OBJECTIVE:
Select all lines with the string "回扣问题" in them, and copy those lines.

A run of records:
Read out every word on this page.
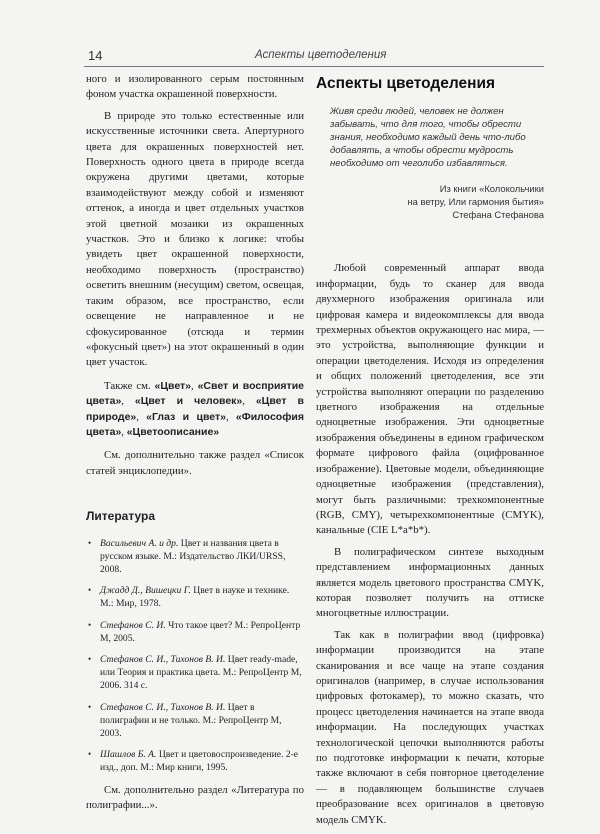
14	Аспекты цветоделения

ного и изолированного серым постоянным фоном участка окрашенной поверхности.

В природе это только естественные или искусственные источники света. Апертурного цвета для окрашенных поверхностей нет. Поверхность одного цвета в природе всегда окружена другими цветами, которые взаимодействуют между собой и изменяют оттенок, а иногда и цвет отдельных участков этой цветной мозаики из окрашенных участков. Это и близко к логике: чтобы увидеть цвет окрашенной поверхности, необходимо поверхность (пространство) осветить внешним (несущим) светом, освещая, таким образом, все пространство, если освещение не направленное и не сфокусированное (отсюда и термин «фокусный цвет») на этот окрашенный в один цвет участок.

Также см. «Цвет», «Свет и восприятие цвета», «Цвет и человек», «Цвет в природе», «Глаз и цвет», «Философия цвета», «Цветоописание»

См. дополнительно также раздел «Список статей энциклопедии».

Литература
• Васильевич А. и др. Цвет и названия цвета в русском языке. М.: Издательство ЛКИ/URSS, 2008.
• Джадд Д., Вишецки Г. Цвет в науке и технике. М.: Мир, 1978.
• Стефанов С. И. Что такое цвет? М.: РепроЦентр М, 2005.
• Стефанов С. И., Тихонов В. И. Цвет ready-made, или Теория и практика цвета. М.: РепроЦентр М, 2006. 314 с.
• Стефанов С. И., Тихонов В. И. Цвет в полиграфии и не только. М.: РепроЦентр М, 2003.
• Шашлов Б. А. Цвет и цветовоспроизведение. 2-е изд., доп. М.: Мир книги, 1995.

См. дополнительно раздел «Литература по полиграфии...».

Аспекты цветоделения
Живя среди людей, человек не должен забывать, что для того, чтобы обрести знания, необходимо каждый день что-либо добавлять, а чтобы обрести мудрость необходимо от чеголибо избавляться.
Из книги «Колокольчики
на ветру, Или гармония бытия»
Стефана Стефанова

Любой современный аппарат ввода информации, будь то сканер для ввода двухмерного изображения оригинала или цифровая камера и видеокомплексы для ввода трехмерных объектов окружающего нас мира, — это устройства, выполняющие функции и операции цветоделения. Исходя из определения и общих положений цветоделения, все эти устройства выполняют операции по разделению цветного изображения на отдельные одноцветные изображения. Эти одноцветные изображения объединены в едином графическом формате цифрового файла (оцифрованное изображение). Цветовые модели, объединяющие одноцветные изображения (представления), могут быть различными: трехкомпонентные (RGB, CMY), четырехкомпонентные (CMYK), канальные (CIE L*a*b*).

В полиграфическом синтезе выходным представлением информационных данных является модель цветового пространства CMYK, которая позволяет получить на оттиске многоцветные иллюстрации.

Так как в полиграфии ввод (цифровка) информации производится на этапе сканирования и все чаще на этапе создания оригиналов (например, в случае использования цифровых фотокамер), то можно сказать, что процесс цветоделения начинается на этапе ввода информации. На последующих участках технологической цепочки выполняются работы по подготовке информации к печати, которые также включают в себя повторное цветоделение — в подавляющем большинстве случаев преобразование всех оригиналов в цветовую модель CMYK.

---

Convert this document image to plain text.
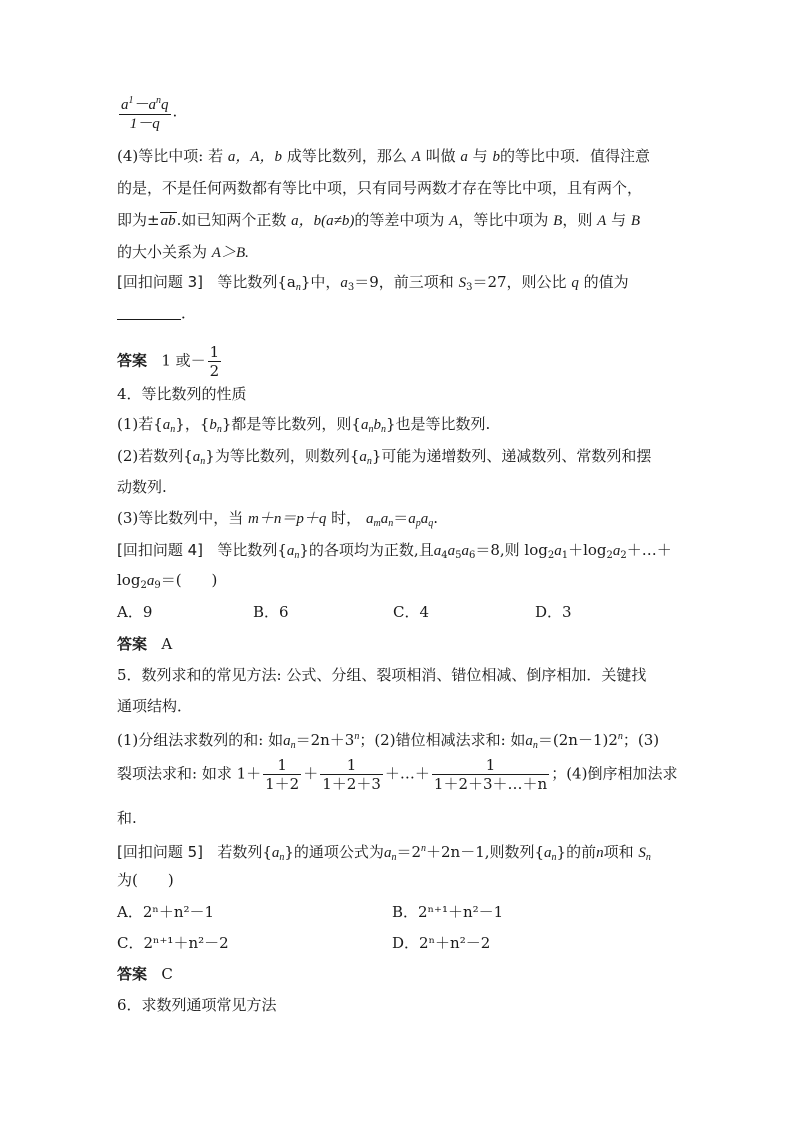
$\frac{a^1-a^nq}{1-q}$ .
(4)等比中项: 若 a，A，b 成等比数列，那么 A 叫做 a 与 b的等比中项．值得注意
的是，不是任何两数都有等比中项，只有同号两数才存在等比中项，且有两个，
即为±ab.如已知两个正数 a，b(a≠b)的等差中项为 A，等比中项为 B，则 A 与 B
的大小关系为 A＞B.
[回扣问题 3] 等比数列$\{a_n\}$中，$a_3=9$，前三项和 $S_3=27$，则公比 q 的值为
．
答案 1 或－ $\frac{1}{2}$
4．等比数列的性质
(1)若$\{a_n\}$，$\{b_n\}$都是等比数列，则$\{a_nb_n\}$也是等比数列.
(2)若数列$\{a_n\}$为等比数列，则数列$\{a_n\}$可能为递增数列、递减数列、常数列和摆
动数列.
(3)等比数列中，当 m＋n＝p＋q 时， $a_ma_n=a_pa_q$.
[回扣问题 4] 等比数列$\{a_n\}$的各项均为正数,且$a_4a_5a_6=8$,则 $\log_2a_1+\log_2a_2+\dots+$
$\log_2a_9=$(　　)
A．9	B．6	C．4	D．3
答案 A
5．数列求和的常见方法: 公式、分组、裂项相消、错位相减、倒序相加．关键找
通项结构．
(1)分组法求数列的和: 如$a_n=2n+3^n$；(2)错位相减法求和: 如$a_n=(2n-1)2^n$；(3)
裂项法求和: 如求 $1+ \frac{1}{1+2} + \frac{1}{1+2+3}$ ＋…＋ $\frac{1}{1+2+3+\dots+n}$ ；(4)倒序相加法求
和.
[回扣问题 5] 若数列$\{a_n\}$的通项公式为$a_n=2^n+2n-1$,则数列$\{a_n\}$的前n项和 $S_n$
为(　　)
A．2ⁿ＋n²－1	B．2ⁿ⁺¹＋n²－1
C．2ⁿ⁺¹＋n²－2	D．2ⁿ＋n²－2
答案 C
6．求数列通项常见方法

==

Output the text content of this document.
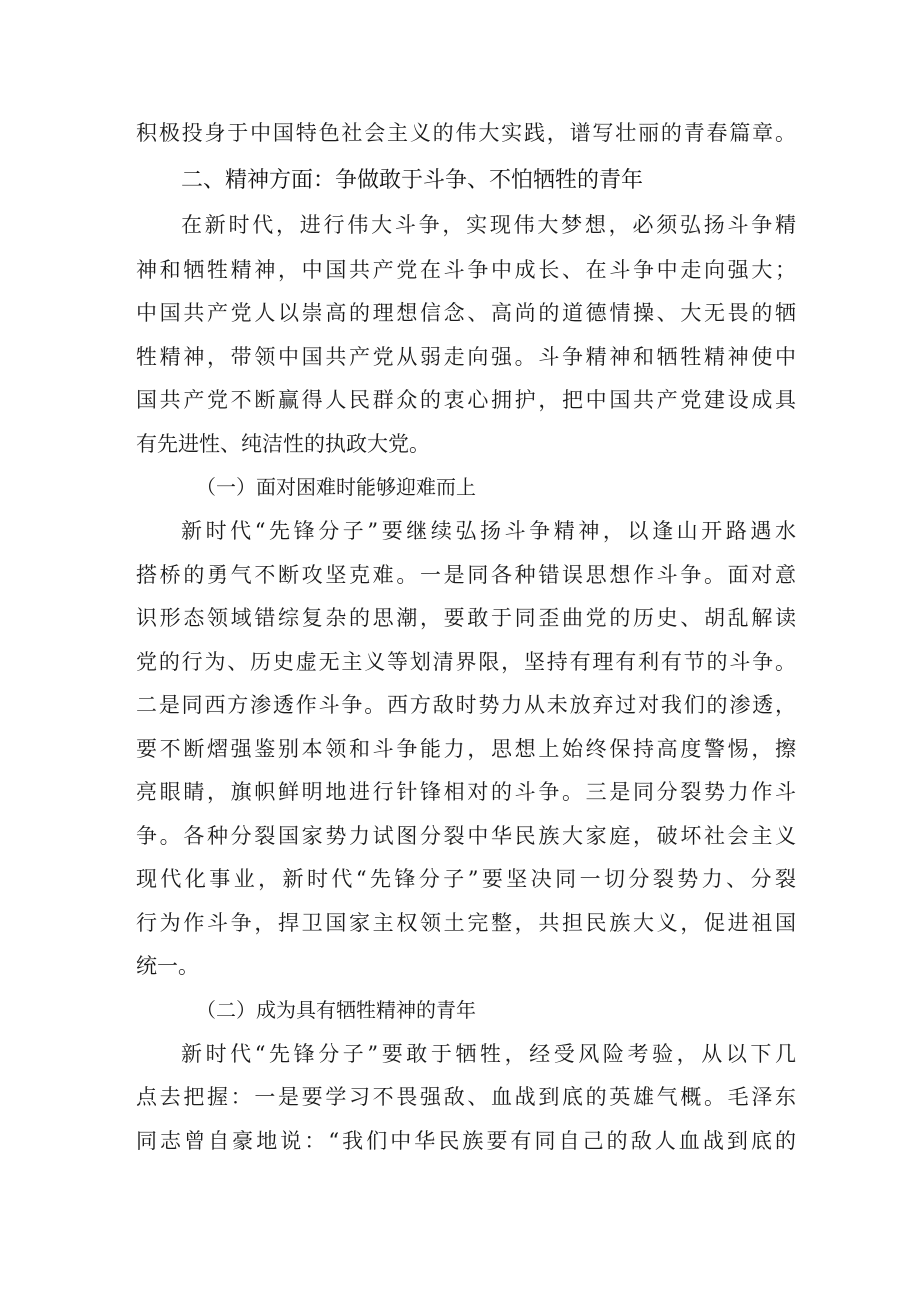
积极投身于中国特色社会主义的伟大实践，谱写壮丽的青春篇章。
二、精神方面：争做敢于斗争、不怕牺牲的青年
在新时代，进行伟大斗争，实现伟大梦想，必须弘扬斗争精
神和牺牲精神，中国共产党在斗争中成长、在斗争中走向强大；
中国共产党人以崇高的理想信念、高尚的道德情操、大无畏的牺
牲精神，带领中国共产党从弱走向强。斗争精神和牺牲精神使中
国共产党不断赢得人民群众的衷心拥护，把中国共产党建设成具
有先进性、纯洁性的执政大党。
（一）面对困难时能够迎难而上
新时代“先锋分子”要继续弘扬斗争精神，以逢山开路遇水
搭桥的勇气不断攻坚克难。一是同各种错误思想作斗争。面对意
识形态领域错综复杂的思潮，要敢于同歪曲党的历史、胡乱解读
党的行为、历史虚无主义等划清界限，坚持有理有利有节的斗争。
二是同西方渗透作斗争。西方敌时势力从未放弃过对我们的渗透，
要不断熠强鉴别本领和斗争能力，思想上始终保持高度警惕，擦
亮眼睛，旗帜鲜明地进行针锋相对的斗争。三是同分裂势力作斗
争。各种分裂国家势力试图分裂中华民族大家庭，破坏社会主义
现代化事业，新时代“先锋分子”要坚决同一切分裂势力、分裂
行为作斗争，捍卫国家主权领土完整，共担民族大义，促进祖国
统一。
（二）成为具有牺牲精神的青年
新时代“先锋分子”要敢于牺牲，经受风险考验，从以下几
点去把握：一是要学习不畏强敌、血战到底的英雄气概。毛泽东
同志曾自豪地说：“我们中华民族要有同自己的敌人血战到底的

RESPONSE TO THE TASK:
[回扣问题 3] 等比数列$\{a_n\}$中，$a_3=9$，前三项和 $S_3=27$，则公比 q 的值为
[回扣问题 4] 等比数列$\{a_n\}$的各项均为正数,且$a_4a_5a_6=8$,则 $\log_2a_1+\log_2a_2+\dots+$
[回扣问题 5] 若数列$\{a_n\}$的通项公式为$a_n=2^n+2n-1$,则数列$\{a_n\}$的前n项和 $S_n$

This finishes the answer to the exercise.